----- Data records -----

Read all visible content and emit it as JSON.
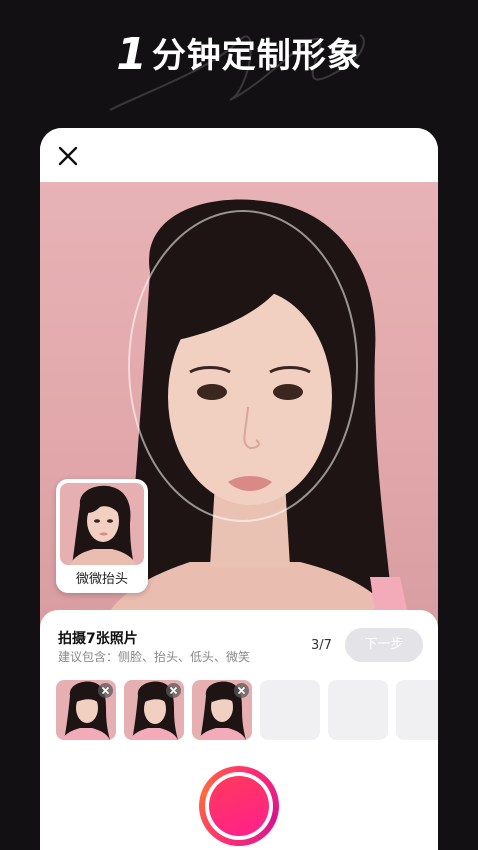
{
  "headline": {
    "number": "1",
    "text": "分钟定制形象"
  },
  "icons": {
    "close": "close-icon",
    "remove": "remove-x-icon"
  },
  "reference": {
    "label": "微微抬头"
  },
  "panel": {
    "title": "拍摄7张照片",
    "subtitle": "建议包含：侧脸、抬头、低头、微笑",
    "counter": "3/7",
    "next_label": "下一步"
  },
  "thumbnails": [
    {
      "filled": true
    },
    {
      "filled": true
    },
    {
      "filled": true
    },
    {
      "filled": false
    },
    {
      "filled": false
    },
    {
      "filled": false
    }
  ],
  "colors": {
    "background": "#121012",
    "photo_bg": "#e7b3b6",
    "accent_start": "#ff3a5a",
    "accent_end": "#ff1f8f",
    "next_disabled": "#e4e4e8"
  }
}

-----

Write every entry out again exactly, dropping the pictures.

Read all visible content and emit it as JSON.
{
  "headline": {
    "number": "1",
    "text": "分钟定制形象"
  },
  "icons": {
    "close": "close-icon",
    "remove": "remove-x-icon"
  },
  "reference": {
    "label": "微微抬头"
  },
  "panel": {
    "title": "拍摄7张照片",
    "subtitle": "建议包含：侧脸、抬头、低头、微笑",
    "counter": "3/7",
    "next_label": "下一步"
  },
  "thumbnails": [
    {
      "filled": true
    },
    {
      "filled": true
    },
    {
      "filled": true
    },
    {
      "filled": false
    },
    {
      "filled": false
    },
    {
      "filled": false
    }
  ],
  "colors": {
    "background": "#121012",
    "photo_bg": "#e7b3b6",
    "accent_start": "#ff3a5a",
    "accent_end": "#ff1f8f",
    "next_disabled": "#e4e4e8"
  }
}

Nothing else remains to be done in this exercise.